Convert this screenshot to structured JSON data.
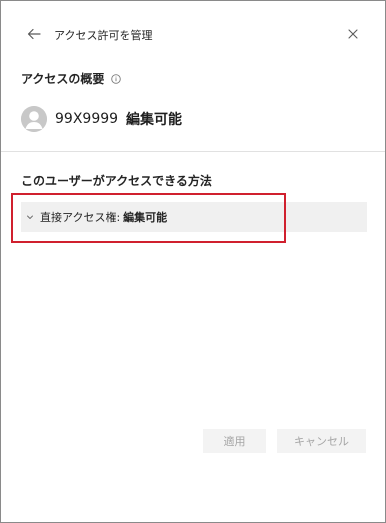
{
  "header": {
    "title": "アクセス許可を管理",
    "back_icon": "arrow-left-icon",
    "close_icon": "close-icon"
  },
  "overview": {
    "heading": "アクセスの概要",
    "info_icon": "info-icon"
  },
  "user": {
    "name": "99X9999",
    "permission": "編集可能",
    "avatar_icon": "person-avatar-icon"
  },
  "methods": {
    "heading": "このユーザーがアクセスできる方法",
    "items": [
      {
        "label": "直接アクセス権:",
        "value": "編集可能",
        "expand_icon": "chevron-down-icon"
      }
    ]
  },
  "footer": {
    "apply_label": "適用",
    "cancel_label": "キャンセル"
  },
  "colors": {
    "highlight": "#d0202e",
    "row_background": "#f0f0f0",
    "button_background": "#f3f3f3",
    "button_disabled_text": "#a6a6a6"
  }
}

☆ ☆ ☆ ☆ ☆ ☆ ☆

→ Task description: Except for the pictures, copy the material above exactly.

→ Response to this exercise:
Convert this screenshot to structured JSON data.
{
  "header": {
    "title": "アクセス許可を管理",
    "back_icon": "arrow-left-icon",
    "close_icon": "close-icon"
  },
  "overview": {
    "heading": "アクセスの概要",
    "info_icon": "info-icon"
  },
  "user": {
    "name": "99X9999",
    "permission": "編集可能",
    "avatar_icon": "person-avatar-icon"
  },
  "methods": {
    "heading": "このユーザーがアクセスできる方法",
    "items": [
      {
        "label": "直接アクセス権:",
        "value": "編集可能",
        "expand_icon": "chevron-down-icon"
      }
    ]
  },
  "footer": {
    "apply_label": "適用",
    "cancel_label": "キャンセル"
  },
  "colors": {
    "highlight": "#d0202e",
    "row_background": "#f0f0f0",
    "button_background": "#f3f3f3",
    "button_disabled_text": "#a6a6a6"
  }
}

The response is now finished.